> YOUR OBJECTIVE
For every line in the records that has the word "with", make a copy.

> RECORD LIST
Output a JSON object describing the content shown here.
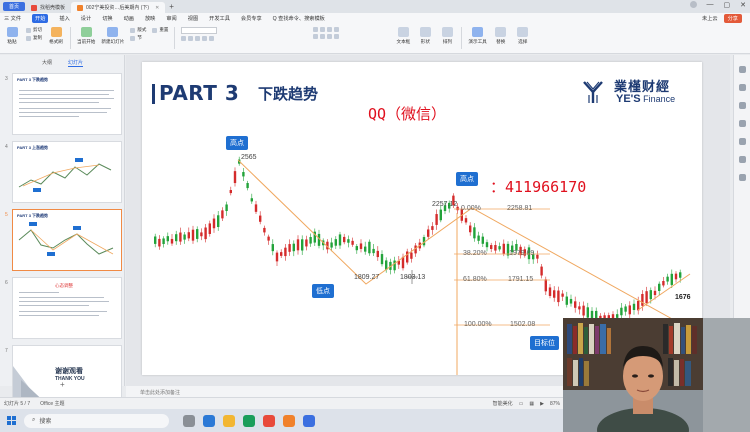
{
  "titlebar": {
    "home": "首页",
    "tabs": [
      {
        "label": "找稻壳模板",
        "color": "#e84a3b",
        "active": false
      },
      {
        "label": "002宁美投资…后美期內 (下)",
        "color": "#f0812b",
        "active": true
      }
    ],
    "new_tab": "+"
  },
  "menu": {
    "file": "三 文件",
    "items": [
      "开始",
      "插入",
      "设计",
      "切换",
      "动画",
      "放映",
      "审阅",
      "视图",
      "开发工具",
      "会员专享",
      "Q 查找命令、搜索模板"
    ],
    "active": "开始",
    "cloud": "未上云",
    "share": "分享"
  },
  "ribbon": {
    "buttons": [
      "粘贴",
      "格式刷",
      "当前开始",
      "新建幻灯片",
      "版式",
      "节",
      "重置",
      "文本框",
      "形状",
      "排列",
      "演示工具",
      "替换",
      "选择"
    ],
    "small": [
      "剪切",
      "复制",
      "重置"
    ]
  },
  "panel": {
    "tabs": [
      "大纲",
      "幻灯片"
    ],
    "active_tab": "幻灯片",
    "slides": [
      {
        "num": "3",
        "title": "PART 3 下跌趋势"
      },
      {
        "num": "4",
        "title": "PART 3 上涨趋势"
      },
      {
        "num": "5",
        "title": "PART 3 下跌趋势"
      },
      {
        "num": "6",
        "title": "心态调整"
      },
      {
        "num": "7",
        "title": "谢谢观看",
        "subtitle": "THANK YOU"
      }
    ]
  },
  "slide": {
    "part": "PART 3",
    "title": "下跌趋势",
    "logo_cn": "業槿财經",
    "logo_en_a": "YE'S",
    "logo_en_b": "Finance",
    "watermark_a": "QQ（微信）",
    "watermark_b": "：411966170",
    "callouts": [
      "高点",
      "低点",
      "高点",
      "目标位"
    ],
    "prices": [
      "2565",
      "1809.27",
      "1803.13",
      "2257.12",
      "1676"
    ],
    "fib_levels": [
      {
        "pct": "0.00%",
        "price": "2258.81"
      },
      {
        "pct": "38.20%",
        "price": "1979.69"
      },
      {
        "pct": "61.80%",
        "price": "1791.15"
      },
      {
        "pct": "100.00%",
        "price": "1502.08"
      }
    ]
  },
  "notes": "单击此处添加备注",
  "status": {
    "slide": "幻灯片 5 / 7",
    "theme": "Office 主题",
    "smart": "智能美化",
    "zoom": "87%"
  },
  "taskbar": {
    "search": "搜索"
  },
  "colors": {
    "up": "#22a33a",
    "down": "#d42b2b",
    "accent": "#1e3b73",
    "trend": "#f0a860",
    "watermark": "#e0101e"
  }
}
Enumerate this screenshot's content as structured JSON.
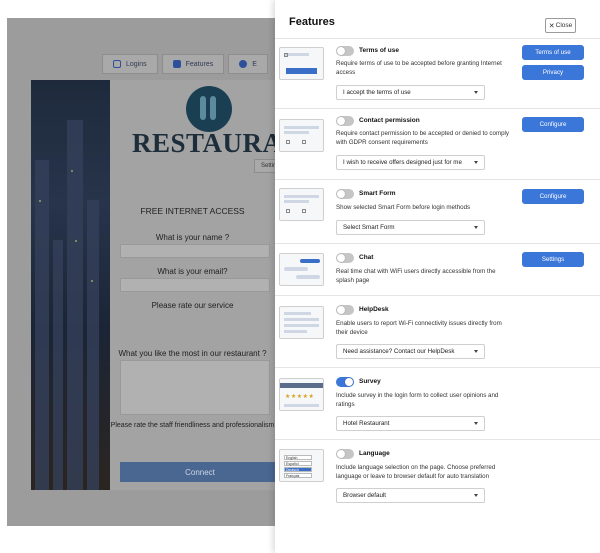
{
  "editor": {
    "tabs": [
      {
        "label": "Logins",
        "icon": "login-icon"
      },
      {
        "label": "Features",
        "icon": "checkbox-icon"
      },
      {
        "label": "E",
        "icon": "circle-icon"
      }
    ],
    "brand": "RESTAURANT",
    "settings_tag": "Settings",
    "form_title": "FREE INTERNET ACCESS",
    "questions": [
      "What is your name ?",
      "What is your email?",
      "Please rate our service",
      "What you like the most in our restaurant ?",
      "Please rate the staff friendliness and professionalism"
    ],
    "connect_label": "Connect"
  },
  "panel": {
    "title": "Features",
    "close_label": "Close",
    "features": [
      {
        "name": "Terms of use",
        "enabled": false,
        "description": "Require terms of use to be accepted before granting Internet access",
        "select_value": "I accept the terms of use",
        "buttons": [
          "Terms of use",
          "Privacy"
        ],
        "thumb_icon": "terms-preview-icon"
      },
      {
        "name": "Contact permission",
        "enabled": false,
        "description": "Require contact permission to be accepted or denied to comply with GDPR consent requirements",
        "select_value": "I wish to receive offers designed just for me",
        "buttons": [
          "Configure"
        ],
        "thumb_icon": "contact-permission-preview-icon"
      },
      {
        "name": "Smart Form",
        "enabled": false,
        "description": "Show selected Smart Form before login methods",
        "select_value": "Select Smart Form",
        "buttons": [
          "Configure"
        ],
        "thumb_icon": "smart-form-preview-icon"
      },
      {
        "name": "Chat",
        "enabled": false,
        "description": "Real time chat with WiFi users directly accessible from the splash page",
        "select_value": null,
        "buttons": [
          "Settings"
        ],
        "thumb_icon": "chat-preview-icon"
      },
      {
        "name": "HelpDesk",
        "enabled": false,
        "description": "Enable users to report Wi-Fi connectivity issues directly from their device",
        "select_value": "Need assistance? Contact our HelpDesk",
        "buttons": [],
        "thumb_icon": "helpdesk-preview-icon"
      },
      {
        "name": "Survey",
        "enabled": true,
        "description": "Include survey in the login form to collect user opinions and ratings",
        "select_value": "Hotel Restaurant",
        "buttons": [],
        "thumb_icon": "survey-preview-icon"
      },
      {
        "name": "Language",
        "enabled": false,
        "description": "Include language selection on the page. Choose preferred language or leave to browser default for auto translation",
        "select_value": "Browser default",
        "buttons": [],
        "thumb_icon": "language-preview-icon"
      }
    ]
  },
  "colors": {
    "accent": "#3b76d9",
    "toggle_off": "#c5c5c5",
    "overlay": "#9c9c9c"
  }
}
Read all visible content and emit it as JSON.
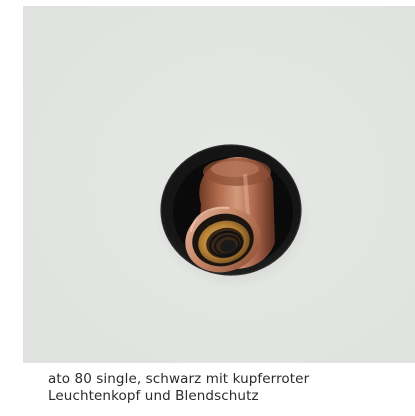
{
  "caption": {
    "line1": "ato 80 single, schwarz mit kupferroter",
    "line2": "Leuchtenkopf und Blendschutz"
  },
  "colors": {
    "background": "#e3e5e2",
    "trim": "#141414",
    "copper": "#b8775a",
    "text": "#2b2b2b"
  }
}
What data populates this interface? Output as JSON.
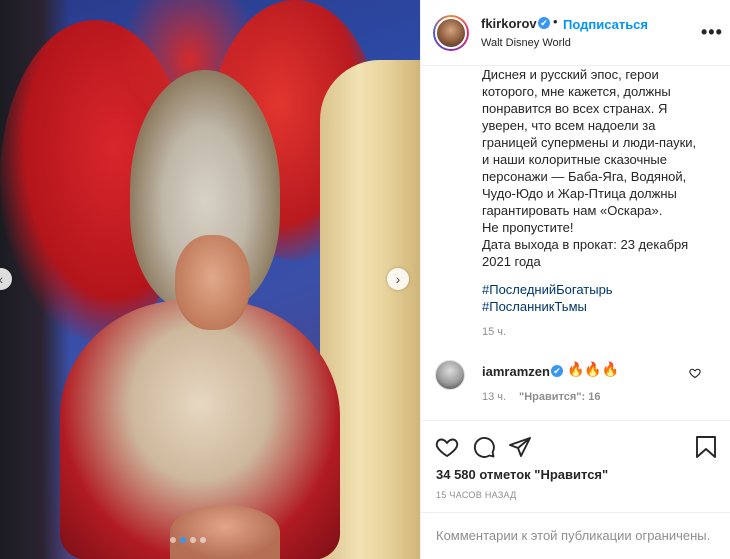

> ANSWER FOR THIS EXERCISE
        "description": "Require contact permission to be accepted or denied to comply with GDPR consent requirements",
        "description": "Real time chat with WiFi users directly accessible from the splash page",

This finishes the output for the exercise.